◆ Problem
Restate the full set of records exactly, word for word.

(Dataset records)
☆ ☆ ☆ ☆

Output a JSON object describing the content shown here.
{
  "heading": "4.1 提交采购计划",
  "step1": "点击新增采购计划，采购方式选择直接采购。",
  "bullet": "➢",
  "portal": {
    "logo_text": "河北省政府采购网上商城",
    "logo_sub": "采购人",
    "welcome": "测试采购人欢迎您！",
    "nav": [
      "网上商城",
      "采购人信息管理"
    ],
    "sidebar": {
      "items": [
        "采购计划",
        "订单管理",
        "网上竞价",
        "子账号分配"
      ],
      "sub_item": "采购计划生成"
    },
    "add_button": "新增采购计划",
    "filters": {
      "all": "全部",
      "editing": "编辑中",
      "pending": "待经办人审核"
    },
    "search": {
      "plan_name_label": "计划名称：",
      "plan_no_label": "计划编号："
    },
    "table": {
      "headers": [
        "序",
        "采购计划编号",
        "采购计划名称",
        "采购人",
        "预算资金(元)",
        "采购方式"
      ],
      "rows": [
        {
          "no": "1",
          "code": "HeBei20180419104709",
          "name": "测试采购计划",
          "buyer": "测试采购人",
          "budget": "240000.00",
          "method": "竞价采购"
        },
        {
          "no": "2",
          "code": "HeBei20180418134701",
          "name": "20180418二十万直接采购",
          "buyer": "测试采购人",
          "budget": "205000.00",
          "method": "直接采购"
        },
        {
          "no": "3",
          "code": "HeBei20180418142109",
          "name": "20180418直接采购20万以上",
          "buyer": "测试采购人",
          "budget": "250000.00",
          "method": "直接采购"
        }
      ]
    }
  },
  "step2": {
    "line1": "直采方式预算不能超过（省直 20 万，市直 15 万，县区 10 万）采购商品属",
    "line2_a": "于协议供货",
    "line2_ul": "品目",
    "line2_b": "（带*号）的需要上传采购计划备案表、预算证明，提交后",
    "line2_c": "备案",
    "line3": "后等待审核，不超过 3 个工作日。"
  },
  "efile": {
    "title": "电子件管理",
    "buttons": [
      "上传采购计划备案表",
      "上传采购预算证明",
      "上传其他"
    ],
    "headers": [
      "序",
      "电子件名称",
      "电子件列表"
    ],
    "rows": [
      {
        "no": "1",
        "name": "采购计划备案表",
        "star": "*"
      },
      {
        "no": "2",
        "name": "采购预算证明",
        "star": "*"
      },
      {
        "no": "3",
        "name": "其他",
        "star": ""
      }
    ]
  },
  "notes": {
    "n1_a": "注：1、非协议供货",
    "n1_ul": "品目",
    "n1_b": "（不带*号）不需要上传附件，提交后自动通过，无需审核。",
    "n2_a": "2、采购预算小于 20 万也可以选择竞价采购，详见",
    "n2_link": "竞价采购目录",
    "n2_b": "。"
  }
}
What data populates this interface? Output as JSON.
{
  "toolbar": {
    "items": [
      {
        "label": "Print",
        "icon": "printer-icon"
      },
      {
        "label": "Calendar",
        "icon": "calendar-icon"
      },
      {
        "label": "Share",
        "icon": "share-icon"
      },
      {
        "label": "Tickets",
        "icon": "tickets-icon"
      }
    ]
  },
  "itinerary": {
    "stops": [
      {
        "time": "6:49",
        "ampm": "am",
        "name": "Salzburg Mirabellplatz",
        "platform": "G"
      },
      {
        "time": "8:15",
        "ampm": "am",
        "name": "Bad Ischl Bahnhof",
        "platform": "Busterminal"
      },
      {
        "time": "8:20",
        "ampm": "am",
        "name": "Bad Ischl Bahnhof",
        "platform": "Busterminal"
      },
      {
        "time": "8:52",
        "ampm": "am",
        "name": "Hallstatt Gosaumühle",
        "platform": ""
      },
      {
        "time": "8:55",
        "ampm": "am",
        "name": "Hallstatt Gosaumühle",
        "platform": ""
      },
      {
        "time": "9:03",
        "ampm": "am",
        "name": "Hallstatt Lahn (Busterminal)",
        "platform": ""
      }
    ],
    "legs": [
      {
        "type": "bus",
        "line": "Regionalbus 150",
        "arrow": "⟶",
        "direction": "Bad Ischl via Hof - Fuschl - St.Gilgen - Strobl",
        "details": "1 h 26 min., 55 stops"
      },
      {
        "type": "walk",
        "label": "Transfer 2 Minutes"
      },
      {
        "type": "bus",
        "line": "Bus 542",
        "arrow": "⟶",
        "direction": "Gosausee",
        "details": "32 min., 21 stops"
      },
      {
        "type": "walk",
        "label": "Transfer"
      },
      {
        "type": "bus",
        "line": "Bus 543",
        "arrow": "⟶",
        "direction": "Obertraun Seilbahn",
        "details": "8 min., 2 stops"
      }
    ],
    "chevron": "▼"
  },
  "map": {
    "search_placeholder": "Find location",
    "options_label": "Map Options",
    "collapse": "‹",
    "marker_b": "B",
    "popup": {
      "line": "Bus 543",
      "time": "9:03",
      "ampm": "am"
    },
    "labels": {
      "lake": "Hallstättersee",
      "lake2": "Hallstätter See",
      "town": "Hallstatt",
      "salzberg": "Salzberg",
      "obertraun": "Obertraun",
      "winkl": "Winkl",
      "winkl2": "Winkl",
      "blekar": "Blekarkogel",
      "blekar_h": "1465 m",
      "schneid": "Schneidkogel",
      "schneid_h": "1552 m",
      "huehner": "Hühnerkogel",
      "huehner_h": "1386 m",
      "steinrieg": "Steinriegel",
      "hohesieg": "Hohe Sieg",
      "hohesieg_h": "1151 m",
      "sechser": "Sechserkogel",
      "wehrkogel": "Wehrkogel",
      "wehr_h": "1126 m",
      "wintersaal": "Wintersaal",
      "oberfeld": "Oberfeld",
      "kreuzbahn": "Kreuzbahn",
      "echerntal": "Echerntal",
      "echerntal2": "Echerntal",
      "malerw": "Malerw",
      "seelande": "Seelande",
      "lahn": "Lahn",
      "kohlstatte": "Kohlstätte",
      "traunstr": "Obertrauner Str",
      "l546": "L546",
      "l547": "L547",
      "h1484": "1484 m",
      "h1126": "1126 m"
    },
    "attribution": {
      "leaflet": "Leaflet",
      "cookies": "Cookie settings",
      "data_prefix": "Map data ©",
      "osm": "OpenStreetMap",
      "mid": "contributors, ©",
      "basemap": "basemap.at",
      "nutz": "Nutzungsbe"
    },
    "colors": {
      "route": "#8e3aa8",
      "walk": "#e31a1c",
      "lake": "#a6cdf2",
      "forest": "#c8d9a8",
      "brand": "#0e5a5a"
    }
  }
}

☆ ☆ ☆ ☆

◆ Finished task
Output a JSON object describing the content shown here.
{
  "heading": "4.1 提交采购计划",
  "step1": "点击新增采购计划，采购方式选择直接采购。",
  "bullet": "➢",
  "portal": {
    "logo_text": "河北省政府采购网上商城",
    "logo_sub": "采购人",
    "welcome": "测试采购人欢迎您！",
    "nav": [
      "网上商城",
      "采购人信息管理"
    ],
    "sidebar": {
      "items": [
        "采购计划",
        "订单管理",
        "网上竞价",
        "子账号分配"
      ],
      "sub_item": "采购计划生成"
    },
    "add_button": "新增采购计划",
    "filters": {
      "all": "全部",
      "editing": "编辑中",
      "pending": "待经办人审核"
    },
    "search": {
      "plan_name_label": "计划名称：",
      "plan_no_label": "计划编号："
    },
    "table": {
      "headers": [
        "序",
        "采购计划编号",
        "采购计划名称",
        "采购人",
        "预算资金(元)",
        "采购方式"
      ],
      "rows": [
        {
          "no": "1",
          "code": "HeBei20180419104709",
          "name": "测试采购计划",
          "buyer": "测试采购人",
          "budget": "240000.00",
          "method": "竞价采购"
        },
        {
          "no": "2",
          "code": "HeBei20180418134701",
          "name": "20180418二十万直接采购",
          "buyer": "测试采购人",
          "budget": "205000.00",
          "method": "直接采购"
        },
        {
          "no": "3",
          "code": "HeBei20180418142109",
          "name": "20180418直接采购20万以上",
          "buyer": "测试采购人",
          "budget": "250000.00",
          "method": "直接采购"
        }
      ]
    }
  },
  "step2": {
    "line1": "直采方式预算不能超过（省直 20 万，市直 15 万，县区 10 万）采购商品属",
    "line2_a": "于协议供货",
    "line2_ul": "品目",
    "line2_b": "（带*号）的需要上传采购计划备案表、预算证明，提交后",
    "line2_c": "备案",
    "line3": "后等待审核，不超过 3 个工作日。"
  },
  "efile": {
    "title": "电子件管理",
    "buttons": [
      "上传采购计划备案表",
      "上传采购预算证明",
      "上传其他"
    ],
    "headers": [
      "序",
      "电子件名称",
      "电子件列表"
    ],
    "rows": [
      {
        "no": "1",
        "name": "采购计划备案表",
        "star": "*"
      },
      {
        "no": "2",
        "name": "采购预算证明",
        "star": "*"
      },
      {
        "no": "3",
        "name": "其他",
        "star": ""
      }
    ]
  },
  "notes": {
    "n1_a": "注：1、非协议供货",
    "n1_ul": "品目",
    "n1_b": "（不带*号）不需要上传附件，提交后自动通过，无需审核。",
    "n2_a": "2、采购预算小于 20 万也可以选择竞价采购，详见",
    "n2_link": "竞价采购目录",
    "n2_b": "。"
  }
}
What data populates this interface? Output as JSON.
{
  "toolbar": {
    "items": [
      {
        "label": "Print",
        "icon": "printer-icon"
      },
      {
        "label": "Calendar",
        "icon": "calendar-icon"
      },
      {
        "label": "Share",
        "icon": "share-icon"
      },
      {
        "label": "Tickets",
        "icon": "tickets-icon"
      }
    ]
  },
  "itinerary": {
    "stops": [
      {
        "time": "6:49",
        "ampm": "am",
        "name": "Salzburg Mirabellplatz",
        "platform": "G"
      },
      {
        "time": "8:15",
        "ampm": "am",
        "name": "Bad Ischl Bahnhof",
        "platform": "Busterminal"
      },
      {
        "time": "8:20",
        "ampm": "am",
        "name": "Bad Ischl Bahnhof",
        "platform": "Busterminal"
      },
      {
        "time": "8:52",
        "ampm": "am",
        "name": "Hallstatt Gosaumühle",
        "platform": ""
      },
      {
        "time": "8:55",
        "ampm": "am",
        "name": "Hallstatt Gosaumühle",
        "platform": ""
      },
      {
        "time": "9:03",
        "ampm": "am",
        "name": "Hallstatt Lahn (Busterminal)",
        "platform": ""
      }
    ],
    "legs": [
      {
        "type": "bus",
        "line": "Regionalbus 150",
        "arrow": "⟶",
        "direction": "Bad Ischl via Hof - Fuschl - St.Gilgen - Strobl",
        "details": "1 h 26 min., 55 stops"
      },
      {
        "type": "walk",
        "label": "Transfer 2 Minutes"
      },
      {
        "type": "bus",
        "line": "Bus 542",
        "arrow": "⟶",
        "direction": "Gosausee",
        "details": "32 min., 21 stops"
      },
      {
        "type": "walk",
        "label": "Transfer"
      },
      {
        "type": "bus",
        "line": "Bus 543",
        "arrow": "⟶",
        "direction": "Obertraun Seilbahn",
        "details": "8 min., 2 stops"
      }
    ],
    "chevron": "▼"
  },
  "map": {
    "search_placeholder": "Find location",
    "options_label": "Map Options",
    "collapse": "‹",
    "marker_b": "B",
    "popup": {
      "line": "Bus 543",
      "time": "9:03",
      "ampm": "am"
    },
    "labels": {
      "lake": "Hallstättersee",
      "lake2": "Hallstätter See",
      "town": "Hallstatt",
      "salzberg": "Salzberg",
      "obertraun": "Obertraun",
      "winkl": "Winkl",
      "winkl2": "Winkl",
      "blekar": "Blekarkogel",
      "blekar_h": "1465 m",
      "schneid": "Schneidkogel",
      "schneid_h": "1552 m",
      "huehner": "Hühnerkogel",
      "huehner_h": "1386 m",
      "steinrieg": "Steinriegel",
      "hohesieg": "Hohe Sieg",
      "hohesieg_h": "1151 m",
      "sechser": "Sechserkogel",
      "wehrkogel": "Wehrkogel",
      "wehr_h": "1126 m",
      "wintersaal": "Wintersaal",
      "oberfeld": "Oberfeld",
      "kreuzbahn": "Kreuzbahn",
      "echerntal": "Echerntal",
      "echerntal2": "Echerntal",
      "malerw": "Malerw",
      "seelande": "Seelande",
      "lahn": "Lahn",
      "kohlstatte": "Kohlstätte",
      "traunstr": "Obertrauner Str",
      "l546": "L546",
      "l547": "L547",
      "h1484": "1484 m",
      "h1126": "1126 m"
    },
    "attribution": {
      "leaflet": "Leaflet",
      "cookies": "Cookie settings",
      "data_prefix": "Map data ©",
      "osm": "OpenStreetMap",
      "mid": "contributors, ©",
      "basemap": "basemap.at",
      "nutz": "Nutzungsbe"
    },
    "colors": {
      "route": "#8e3aa8",
      "walk": "#e31a1c",
      "lake": "#a6cdf2",
      "forest": "#c8d9a8",
      "brand": "#0e5a5a"
    }
  }
}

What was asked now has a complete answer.